##### 节选 #####

通过上述步骤407所计算出的标识框的位置参数向量L'=(dx',dy',dw',dh'),可在一定程度上反映出行人在待检测图像的位置信息并且可以用于调整围住该待检测图像的检测框。如前所述,标准化后的待检测图像的中心的横坐标为x、纵坐标为y,标准化后的待检测图像的宽为w,高为h。根据本公开,可以根据步骤407计算出的位置参数向量L'=(dx',dy',dw',dh')来调整围住该待检测图像的检测框。在一个实施例中,调整后的该检测框的横坐标可以为X=x+w*dx',纵坐标可以为Y=y+h*dy',宽可以为W=w*dw',高可以为H=h*dh'。需要说明的是,此时得到的调整后的该检测框与标准化后的待检测图像相对应。因此,为了得到与从中获得该待检测图像的更大的图像相对应的 调整后的检测框,可以按照与标准化相反的过程对与标准化后的待检测图像相对应的所述调整后的该待检测框进行处理。调整后的该检测框将更精确地围出行人。
由此可见,本公开的该实施例提供的行人检测方法不但可对待检测图像中是否有行人进行检测,还可在检测出待检测图像中存在行人时更精确地对行人的位置进行定位。
图11为本公开一个实施例提供的计算设备的结构示意图。该计算设备用于实施所描述的方法的各个步骤。该计算设备可以用于实施图1以及3-10中所示的方法中的全部或者一部分。该计算设备仅仅是合适的计算设备的一个示例,并且不旨在关于当前所公开的主题的用途或者功能性的范围建议任何限制。
该计算设备的部件可以包括但不限于处理器11、存储器12和将包括存储器的各种系统部件耦合到处理器11的系统总线16。系统总线16可以是使用各种各样总线架构中的任一种总线架构的包括存储器总线或者存储器控制器、外围总线和本地总线的几种类型的总线结构中的任一种总线结构。作为示例而非限制,这样的架构包括工业标准架构(ISA)总线、微通道架构(MCA)总线、增强型ISA(EISA)总线、视频电子标准协会(VESA)本地总线和也被称为夹层总线的外围部件互连(PCI)总线。
处理器11可以包括微处理器、控制器电路等,并且可以被配置为执行在存储器12中存储的计算机程序。
存储器12可以包括各种各样的计算机可读介质。计算机可读介质可以是可以被计算设备访问的任何可用介质,并且包括易失性和非易失性介质、可移除和非可移除介质两者。作为示例而非限制,计算机可读介质可以包括计算机可读存储介质和通信介质。计算机可读存储介质包括使用任何用于存储诸如是计算机可读指令、数据结构、程序模块或者其他数据之类的信息的方法或者技术实施的易失性和非易失性以及可移除和非可移除介质。计算机可读存储介质包括但不限于:随机存取存储器(RAM)、只读存储器(ROM)、EEPROM、闪存或者其他存储器技术、CD-ROM、数字多功能盘(DVD)或者其他光盘存储器、盒式磁带、磁带、磁盘存储装置或者其他磁存储设备、或者任何其他可以用于存储期望的信息并且可以被计算设备访问的介质。 通信介质通常将计算机可读指令、数据结构、程序模块或者其他数据体现在诸如是载波或者其他传输机制之类的已调制数据信号中,并且包括任何信息递送介质。术语“已调制数据信号”表示使其特性中的一个或多个特性以使得将信息编码在该信号中的方式被设置或者改变的信号。作为示例而非限制,通信介质包括:诸如是有线网络或者直接有线连接之类的有线介质;以及诸如是RF和其他无线介质之类的无线介质。以上各项中的任何项的组合也被包括在计算机可读介质的范围内。

##### 数据条目 #####

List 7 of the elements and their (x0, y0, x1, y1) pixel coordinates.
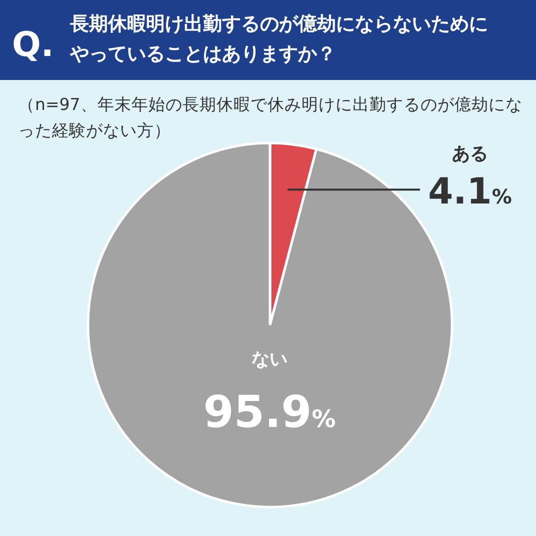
slice-label: ある (452, 144, 488, 165)
slice-label: ない (252, 349, 288, 370)
text: Q. (12, 25, 54, 65)
chart-title: 長期休暇明け出勤するのが億劫にならないためにやっていることはありますか？ (69, 13, 488, 65)
data-label: 4.1% (428, 172, 512, 213)
data-label: 95.9% (203, 387, 336, 438)
chart-subtitle: （n=97、年末年始の長期休暇で休み明けに出勤するのが億劫になった経験がない方） (18, 95, 522, 140)
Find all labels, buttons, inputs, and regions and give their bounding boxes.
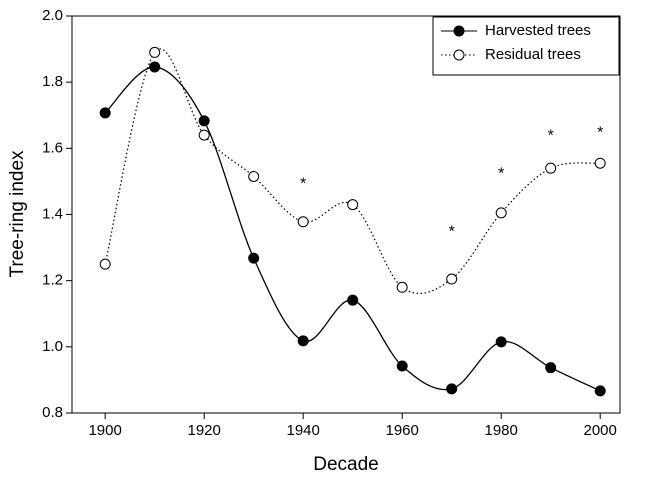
significance-mark: * [449, 224, 455, 241]
marker [594, 385, 606, 397]
legend-label: Residual trees [485, 46, 581, 63]
y-tick-label: 1.4 [42, 205, 63, 222]
marker [594, 157, 606, 169]
marker [198, 115, 210, 127]
significance-mark: * [498, 166, 504, 183]
marker [248, 252, 260, 264]
marker [446, 273, 458, 285]
x-tick-label: 2000 [584, 422, 617, 439]
marker [297, 216, 309, 228]
legend-label: Harvested trees [485, 22, 591, 39]
marker [347, 199, 359, 211]
marker [198, 129, 210, 141]
legend-box [432, 16, 620, 76]
marker [396, 281, 408, 293]
plot-frame [71, 15, 621, 414]
legend-marker [453, 25, 465, 37]
marker [149, 46, 161, 58]
marker [347, 294, 359, 306]
y-tick-label: 1.8 [42, 73, 63, 90]
marker [149, 61, 161, 73]
marker [495, 207, 507, 219]
marker [99, 107, 111, 119]
marker [545, 162, 557, 174]
legend-marker [453, 49, 465, 61]
x-tick-label: 1900 [88, 422, 121, 439]
x-tick-label: 1920 [187, 422, 220, 439]
series-line [104, 66, 601, 392]
x-tick-label: 1960 [385, 422, 418, 439]
y-tick-label: 1.2 [42, 272, 63, 289]
y-tick-label: 1.6 [42, 139, 63, 156]
series-line [104, 48, 601, 294]
y-axis-title: Tree-ring index [7, 150, 28, 278]
y-tick-label: 1.0 [42, 338, 63, 355]
marker [446, 383, 458, 395]
marker [248, 170, 260, 182]
marker [495, 336, 507, 348]
marker [396, 360, 408, 372]
x-tick-label: 1980 [485, 422, 518, 439]
marker [545, 362, 557, 374]
marker [99, 258, 111, 270]
significance-mark: * [548, 128, 554, 145]
y-tick-label: 0.8 [42, 404, 63, 421]
significance-mark: * [300, 176, 306, 193]
marker [297, 335, 309, 347]
x-axis-title: Decade [313, 454, 379, 475]
x-tick-label: 1940 [286, 422, 319, 439]
y-tick-label: 2.0 [42, 7, 63, 24]
significance-mark: * [597, 124, 603, 141]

#####

- 任务 1: 请从节选中摘录从"图11为本公开一个实施例提供"到"外围部件互连(PCI)总线。"的原文。
- 任务 2: 根据节选,说明为什么要按照与标准化相反的过程来处理调整后的检测框。
- 任务 3: 判断下列说法是否与节选相符,每项回答"是"或"否",并引用节选中起决定作用的原文。(a) 处理器11可以被配置为执行存储器12中存储的计算机程序。(b) 调整后检测框的宽为W=w+dw'。(c) 计算机可读介质只包括非易失性介质。

- 参考解答 1:
图11为本公开一个实施例提供的计算设备的结构示意图。该计算设备用于实施所描述的方法的各个步骤。该计算设备可以用于实施图1以及3-10中所示的方法中的全部或者一部分。该计算设备仅仅是合适的计算设备的一个示例,并且不旨在关于当前所公开的主题的用途或者功能性的范围建议任何限制。
该计算设备的部件可以包括但不限于处理器11、存储器12和将包括存储器的各种系统部件耦合到处理器11的系统总线16。系统总线16可以是使用各种各样总线架构中的任一种总线架构的包括存储器总线或者存储器控制器、外围总线和本地总线的几种类型的总线结构中的任一种总线结构。作为示例而非限制,这样的架构包括工业标准架构(ISA)总线、微通道架构(MCA)总线、增强型ISA(EISA)总线、视频电子标准协会(VESA)本地总线和也被称为夹层总线的外围部件互连(PCI)总线。

- 参考解答 2: 按位置参数向量调整后得到的检测框对应的是标准化后的待检测图像。要得到与从中获得该待检测图像的更大图像相对应的调整后检测框,就需要按照与标准化相反的过程进行处理。

- 参考解答 3:
(a) 是。"并且可以被配置为执行在存储器12中存储的计算机程序"
(b) 否。"宽可以为W=w*dw'"
(c) 否。"包括易失性和非易失性介质、可移除和非可移除介质两者"